* [Listed records]:
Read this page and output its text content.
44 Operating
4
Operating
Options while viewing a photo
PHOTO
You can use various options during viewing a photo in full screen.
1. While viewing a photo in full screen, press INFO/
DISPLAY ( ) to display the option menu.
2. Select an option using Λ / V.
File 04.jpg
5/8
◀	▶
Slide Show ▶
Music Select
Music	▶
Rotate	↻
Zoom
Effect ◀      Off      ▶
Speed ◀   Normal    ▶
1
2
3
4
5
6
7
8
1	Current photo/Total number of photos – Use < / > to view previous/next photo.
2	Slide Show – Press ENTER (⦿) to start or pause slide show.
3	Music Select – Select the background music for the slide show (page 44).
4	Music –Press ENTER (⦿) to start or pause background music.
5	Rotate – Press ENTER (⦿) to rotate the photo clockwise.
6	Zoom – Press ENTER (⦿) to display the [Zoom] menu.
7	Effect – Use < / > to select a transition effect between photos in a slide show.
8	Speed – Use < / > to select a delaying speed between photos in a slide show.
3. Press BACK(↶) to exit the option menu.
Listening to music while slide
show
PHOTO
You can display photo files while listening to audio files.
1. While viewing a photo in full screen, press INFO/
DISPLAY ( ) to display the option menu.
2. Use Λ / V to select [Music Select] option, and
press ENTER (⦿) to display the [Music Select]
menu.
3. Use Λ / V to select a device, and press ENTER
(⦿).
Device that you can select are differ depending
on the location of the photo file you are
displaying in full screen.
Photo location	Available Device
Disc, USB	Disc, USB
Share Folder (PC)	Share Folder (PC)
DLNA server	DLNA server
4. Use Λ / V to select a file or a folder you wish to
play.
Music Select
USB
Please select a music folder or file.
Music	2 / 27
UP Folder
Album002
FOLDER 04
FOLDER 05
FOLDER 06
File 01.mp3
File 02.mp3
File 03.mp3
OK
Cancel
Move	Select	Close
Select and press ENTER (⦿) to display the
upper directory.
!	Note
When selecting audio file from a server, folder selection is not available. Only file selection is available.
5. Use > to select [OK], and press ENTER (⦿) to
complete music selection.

* * *

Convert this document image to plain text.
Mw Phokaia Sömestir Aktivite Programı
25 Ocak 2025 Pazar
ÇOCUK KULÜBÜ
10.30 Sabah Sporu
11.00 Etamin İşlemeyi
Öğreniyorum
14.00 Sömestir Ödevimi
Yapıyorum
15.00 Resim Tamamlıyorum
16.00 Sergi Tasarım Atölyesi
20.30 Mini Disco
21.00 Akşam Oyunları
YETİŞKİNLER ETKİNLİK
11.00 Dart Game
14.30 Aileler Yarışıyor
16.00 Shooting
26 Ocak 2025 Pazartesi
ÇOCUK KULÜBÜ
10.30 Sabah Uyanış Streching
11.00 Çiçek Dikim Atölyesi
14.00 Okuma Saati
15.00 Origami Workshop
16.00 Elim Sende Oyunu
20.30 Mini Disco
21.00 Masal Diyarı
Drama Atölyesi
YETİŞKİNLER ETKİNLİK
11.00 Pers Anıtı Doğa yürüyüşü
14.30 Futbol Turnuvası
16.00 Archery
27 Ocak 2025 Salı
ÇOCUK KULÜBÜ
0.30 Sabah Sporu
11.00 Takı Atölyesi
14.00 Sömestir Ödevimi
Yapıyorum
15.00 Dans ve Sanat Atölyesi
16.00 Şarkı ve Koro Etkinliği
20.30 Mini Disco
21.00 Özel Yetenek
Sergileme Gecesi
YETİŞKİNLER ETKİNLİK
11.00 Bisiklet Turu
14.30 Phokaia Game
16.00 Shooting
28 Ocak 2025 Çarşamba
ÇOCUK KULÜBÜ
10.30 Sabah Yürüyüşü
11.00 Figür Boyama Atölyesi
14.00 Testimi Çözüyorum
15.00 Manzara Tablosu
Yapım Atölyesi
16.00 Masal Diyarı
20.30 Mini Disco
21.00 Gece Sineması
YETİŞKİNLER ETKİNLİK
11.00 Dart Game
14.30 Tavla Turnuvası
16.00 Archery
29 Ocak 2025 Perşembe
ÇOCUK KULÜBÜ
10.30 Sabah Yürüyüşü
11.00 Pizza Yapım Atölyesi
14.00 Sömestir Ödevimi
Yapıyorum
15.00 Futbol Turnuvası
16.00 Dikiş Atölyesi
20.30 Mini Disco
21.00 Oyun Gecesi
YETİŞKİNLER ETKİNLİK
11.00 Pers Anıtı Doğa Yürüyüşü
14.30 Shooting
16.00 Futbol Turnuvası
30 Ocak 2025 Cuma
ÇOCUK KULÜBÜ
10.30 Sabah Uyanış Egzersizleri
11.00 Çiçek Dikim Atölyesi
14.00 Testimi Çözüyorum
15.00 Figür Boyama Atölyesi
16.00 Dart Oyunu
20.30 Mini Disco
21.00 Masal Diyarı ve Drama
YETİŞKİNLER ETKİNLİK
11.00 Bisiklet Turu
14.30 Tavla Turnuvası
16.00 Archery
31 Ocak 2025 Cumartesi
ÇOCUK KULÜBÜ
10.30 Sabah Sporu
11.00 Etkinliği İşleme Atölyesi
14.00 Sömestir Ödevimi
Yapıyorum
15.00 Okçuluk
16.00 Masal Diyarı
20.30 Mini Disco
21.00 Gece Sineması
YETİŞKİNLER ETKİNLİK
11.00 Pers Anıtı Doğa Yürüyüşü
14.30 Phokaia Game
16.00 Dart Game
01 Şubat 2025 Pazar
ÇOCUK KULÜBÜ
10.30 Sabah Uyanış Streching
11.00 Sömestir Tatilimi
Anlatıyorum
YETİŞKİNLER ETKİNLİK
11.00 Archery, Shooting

==

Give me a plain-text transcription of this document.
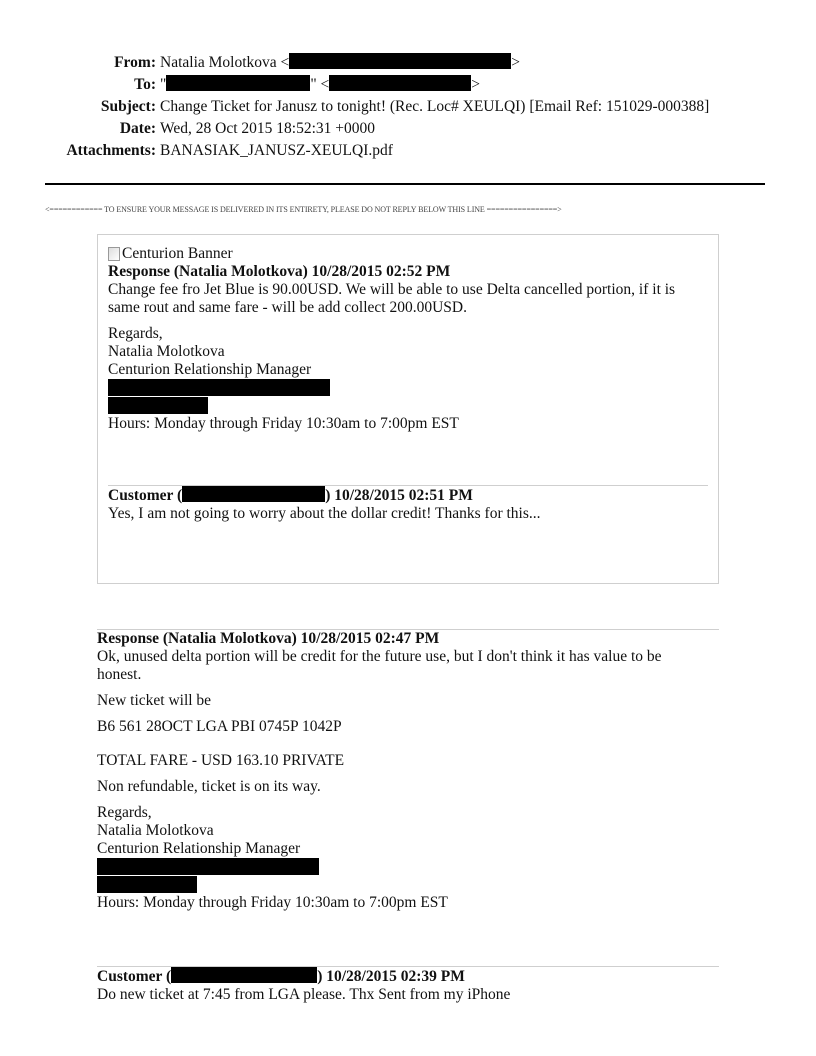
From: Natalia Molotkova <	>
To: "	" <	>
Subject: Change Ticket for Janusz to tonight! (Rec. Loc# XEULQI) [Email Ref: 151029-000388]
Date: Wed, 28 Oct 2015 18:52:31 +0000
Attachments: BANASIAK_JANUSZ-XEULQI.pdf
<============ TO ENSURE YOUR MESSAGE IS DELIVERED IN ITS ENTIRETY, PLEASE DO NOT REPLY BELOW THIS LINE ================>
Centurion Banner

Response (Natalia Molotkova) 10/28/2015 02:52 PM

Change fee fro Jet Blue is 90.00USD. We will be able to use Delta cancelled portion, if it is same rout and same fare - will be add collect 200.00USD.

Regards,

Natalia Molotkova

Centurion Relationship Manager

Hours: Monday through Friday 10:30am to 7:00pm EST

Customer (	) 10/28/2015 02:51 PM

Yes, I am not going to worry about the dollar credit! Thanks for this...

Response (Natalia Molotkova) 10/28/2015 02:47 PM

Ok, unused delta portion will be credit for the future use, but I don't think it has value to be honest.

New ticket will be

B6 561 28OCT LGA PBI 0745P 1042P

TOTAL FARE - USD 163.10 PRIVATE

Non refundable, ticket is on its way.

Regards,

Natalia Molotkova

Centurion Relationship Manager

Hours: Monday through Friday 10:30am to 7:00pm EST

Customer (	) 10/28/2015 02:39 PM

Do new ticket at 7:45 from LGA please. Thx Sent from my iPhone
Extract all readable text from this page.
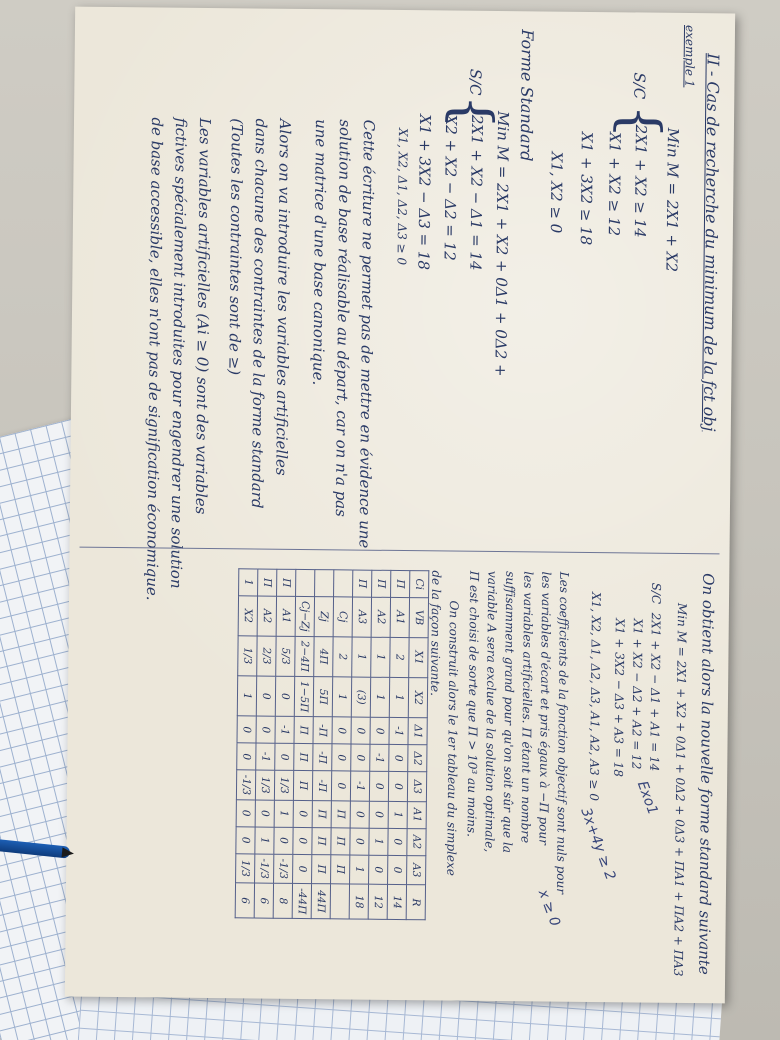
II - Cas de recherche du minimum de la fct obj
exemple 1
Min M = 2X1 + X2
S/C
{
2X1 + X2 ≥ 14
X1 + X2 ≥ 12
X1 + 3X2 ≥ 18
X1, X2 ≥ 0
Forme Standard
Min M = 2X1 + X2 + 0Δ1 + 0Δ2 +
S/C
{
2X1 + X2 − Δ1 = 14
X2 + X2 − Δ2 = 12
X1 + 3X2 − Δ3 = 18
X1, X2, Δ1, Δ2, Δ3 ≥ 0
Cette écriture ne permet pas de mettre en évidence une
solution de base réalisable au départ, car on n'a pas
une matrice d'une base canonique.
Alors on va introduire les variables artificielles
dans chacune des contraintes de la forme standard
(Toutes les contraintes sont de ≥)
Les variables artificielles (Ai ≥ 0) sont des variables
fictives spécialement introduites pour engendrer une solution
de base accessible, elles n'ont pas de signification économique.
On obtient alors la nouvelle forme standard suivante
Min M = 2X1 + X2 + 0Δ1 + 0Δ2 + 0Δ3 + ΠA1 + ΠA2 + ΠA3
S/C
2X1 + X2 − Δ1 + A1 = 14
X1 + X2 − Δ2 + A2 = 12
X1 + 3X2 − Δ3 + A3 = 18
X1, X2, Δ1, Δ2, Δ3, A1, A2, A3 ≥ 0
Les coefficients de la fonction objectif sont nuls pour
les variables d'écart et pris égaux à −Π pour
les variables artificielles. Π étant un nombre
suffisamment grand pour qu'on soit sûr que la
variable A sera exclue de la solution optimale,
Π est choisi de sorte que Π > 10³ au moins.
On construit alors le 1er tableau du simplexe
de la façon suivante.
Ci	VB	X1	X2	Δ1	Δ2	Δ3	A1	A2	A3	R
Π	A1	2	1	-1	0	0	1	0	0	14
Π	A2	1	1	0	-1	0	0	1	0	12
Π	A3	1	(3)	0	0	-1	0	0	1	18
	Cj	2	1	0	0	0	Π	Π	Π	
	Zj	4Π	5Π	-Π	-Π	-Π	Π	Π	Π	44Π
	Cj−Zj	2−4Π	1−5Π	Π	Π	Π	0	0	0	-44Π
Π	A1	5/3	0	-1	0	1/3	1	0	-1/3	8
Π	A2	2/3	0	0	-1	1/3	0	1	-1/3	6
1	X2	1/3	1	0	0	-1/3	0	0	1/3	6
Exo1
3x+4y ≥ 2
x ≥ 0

* [Task to complete]: Look through the entries above; copy every line holding the string "Drama".

* [Solution for this problem]:
Drama Atölyesi
21.00 Masal Diyarı ve Drama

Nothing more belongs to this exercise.